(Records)
-- START --

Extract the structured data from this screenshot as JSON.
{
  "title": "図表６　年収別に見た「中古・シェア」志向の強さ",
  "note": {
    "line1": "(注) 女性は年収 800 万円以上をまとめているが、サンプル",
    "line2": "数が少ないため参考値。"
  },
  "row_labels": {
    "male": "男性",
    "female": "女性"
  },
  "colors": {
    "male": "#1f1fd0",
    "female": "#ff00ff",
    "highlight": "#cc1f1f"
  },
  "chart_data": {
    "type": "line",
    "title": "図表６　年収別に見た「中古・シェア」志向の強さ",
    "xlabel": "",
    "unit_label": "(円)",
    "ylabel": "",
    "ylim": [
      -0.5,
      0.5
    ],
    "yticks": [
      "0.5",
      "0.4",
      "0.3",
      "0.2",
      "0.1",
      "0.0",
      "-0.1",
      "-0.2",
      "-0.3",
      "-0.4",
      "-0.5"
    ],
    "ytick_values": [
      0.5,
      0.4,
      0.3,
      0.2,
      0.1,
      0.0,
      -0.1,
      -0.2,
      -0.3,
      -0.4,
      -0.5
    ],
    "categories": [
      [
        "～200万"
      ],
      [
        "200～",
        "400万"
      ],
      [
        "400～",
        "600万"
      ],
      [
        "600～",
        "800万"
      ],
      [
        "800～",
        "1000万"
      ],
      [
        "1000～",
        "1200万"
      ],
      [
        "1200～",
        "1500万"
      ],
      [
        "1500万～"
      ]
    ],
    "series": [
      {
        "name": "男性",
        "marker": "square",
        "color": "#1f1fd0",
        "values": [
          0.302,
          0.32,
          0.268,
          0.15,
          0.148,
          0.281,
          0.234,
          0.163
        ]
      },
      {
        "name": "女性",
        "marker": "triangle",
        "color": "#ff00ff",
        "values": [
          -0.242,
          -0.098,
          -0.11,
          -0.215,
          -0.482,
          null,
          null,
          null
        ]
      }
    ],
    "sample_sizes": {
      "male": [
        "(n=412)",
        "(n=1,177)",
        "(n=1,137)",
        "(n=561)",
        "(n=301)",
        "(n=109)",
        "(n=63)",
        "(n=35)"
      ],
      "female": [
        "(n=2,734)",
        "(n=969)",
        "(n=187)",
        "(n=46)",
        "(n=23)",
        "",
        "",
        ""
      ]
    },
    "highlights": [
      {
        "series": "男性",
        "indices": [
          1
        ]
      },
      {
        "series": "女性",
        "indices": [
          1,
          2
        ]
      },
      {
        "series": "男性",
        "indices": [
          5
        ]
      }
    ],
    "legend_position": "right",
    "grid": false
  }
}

-- END --

Instructions to follow ::
Collect from the data above every line that includes "志向の強さ".

Exercise output ::
  "title": "図表６　年収別に見た「中古・シェア」志向の強さ",
    "title": "図表６　年収別に見た「中古・シェア」志向の強さ",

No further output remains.